[Data entries]
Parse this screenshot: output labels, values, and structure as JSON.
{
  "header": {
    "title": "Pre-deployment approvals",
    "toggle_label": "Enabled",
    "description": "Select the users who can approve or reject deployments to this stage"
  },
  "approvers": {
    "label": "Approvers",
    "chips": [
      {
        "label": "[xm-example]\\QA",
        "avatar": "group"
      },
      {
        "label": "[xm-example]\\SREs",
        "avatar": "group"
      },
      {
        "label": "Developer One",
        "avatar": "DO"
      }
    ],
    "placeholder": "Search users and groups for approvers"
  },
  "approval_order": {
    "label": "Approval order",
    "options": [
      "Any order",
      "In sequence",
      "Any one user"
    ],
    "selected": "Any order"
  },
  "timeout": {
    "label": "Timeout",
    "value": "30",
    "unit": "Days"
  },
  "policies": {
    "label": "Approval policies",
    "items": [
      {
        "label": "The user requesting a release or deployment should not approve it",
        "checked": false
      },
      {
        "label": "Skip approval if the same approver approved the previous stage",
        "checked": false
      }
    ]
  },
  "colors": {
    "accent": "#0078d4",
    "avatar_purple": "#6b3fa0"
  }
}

[Objective] Search the lines for the string "users" and copy every line that has it.

[Full answer]
    "description": "Select the users who can approve or reject deployments to this stage"
    "placeholder": "Search users and groups for approvers"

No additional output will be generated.